== Task objective ==
Copy the records below exactly, omitting any pictures they contain.

[Collected data]
++++

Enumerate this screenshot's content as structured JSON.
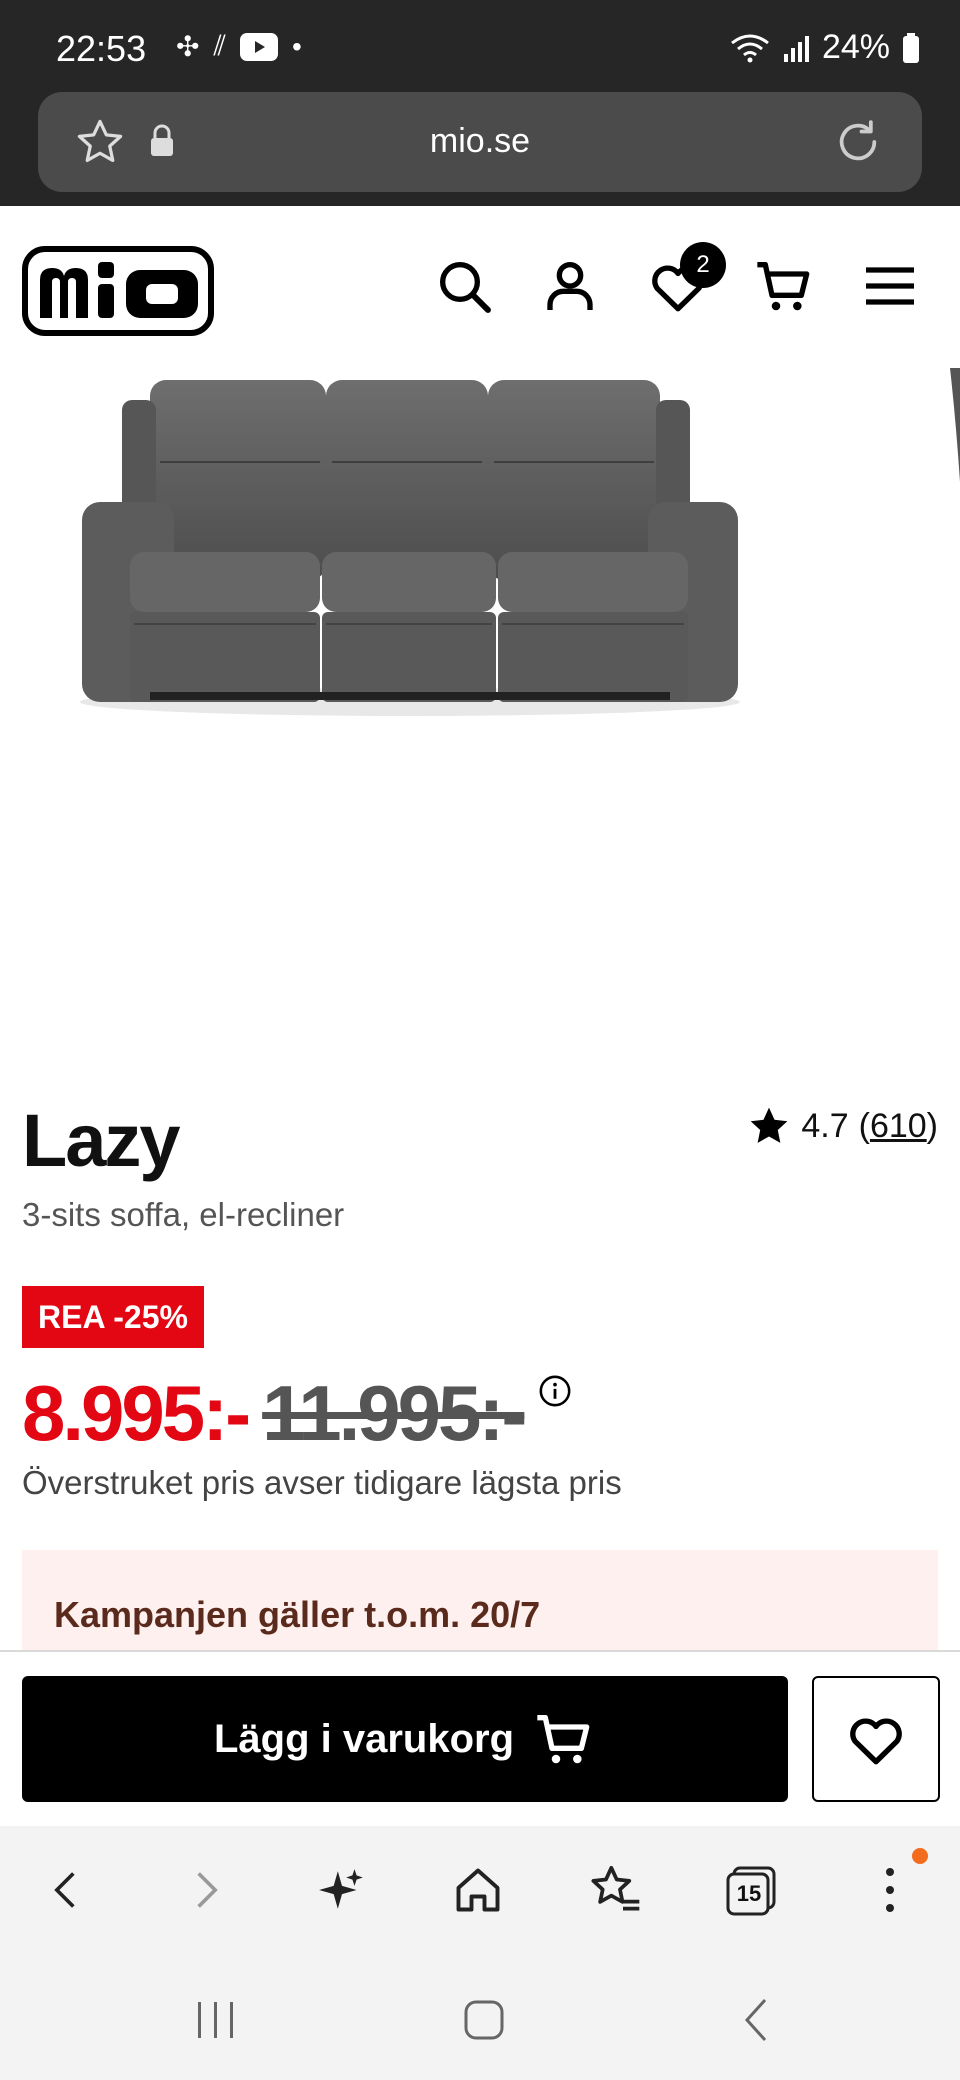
{
  "status_bar": {
    "time": "22:53",
    "battery": "24%"
  },
  "browser": {
    "url": "mio.se",
    "tab_count": "15"
  },
  "header": {
    "brand": "mio",
    "wishlist_count": "2"
  },
  "product": {
    "name": "Lazy",
    "subtitle": "3-sits soffa, el-recliner",
    "rating": "4.7",
    "review_count": "610",
    "sale_badge": "REA -25%",
    "price_now": "8.995:-",
    "price_old": "11.995:-",
    "price_note": "Överstruket pris avser tidigare lägsta pris",
    "campaign": "Kampanjen gäller t.o.m. 20/7"
  },
  "actions": {
    "add_to_cart": "Lägg i varukorg"
  },
  "colors": {
    "sale_red": "#e30613",
    "primary_black": "#000000",
    "campaign_bg": "#fdf0ee"
  }
}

++++

== Response below ==
Enumerate this screenshot's content as structured JSON.
{
  "status_bar": {
    "time": "22:53",
    "battery": "24%"
  },
  "browser": {
    "url": "mio.se",
    "tab_count": "15"
  },
  "header": {
    "brand": "mio",
    "wishlist_count": "2"
  },
  "product": {
    "name": "Lazy",
    "subtitle": "3-sits soffa, el-recliner",
    "rating": "4.7",
    "review_count": "610",
    "sale_badge": "REA -25%",
    "price_now": "8.995:-",
    "price_old": "11.995:-",
    "price_note": "Överstruket pris avser tidigare lägsta pris",
    "campaign": "Kampanjen gäller t.o.m. 20/7"
  },
  "actions": {
    "add_to_cart": "Lägg i varukorg"
  },
  "colors": {
    "sale_red": "#e30613",
    "primary_black": "#000000",
    "campaign_bg": "#fdf0ee"
  }
}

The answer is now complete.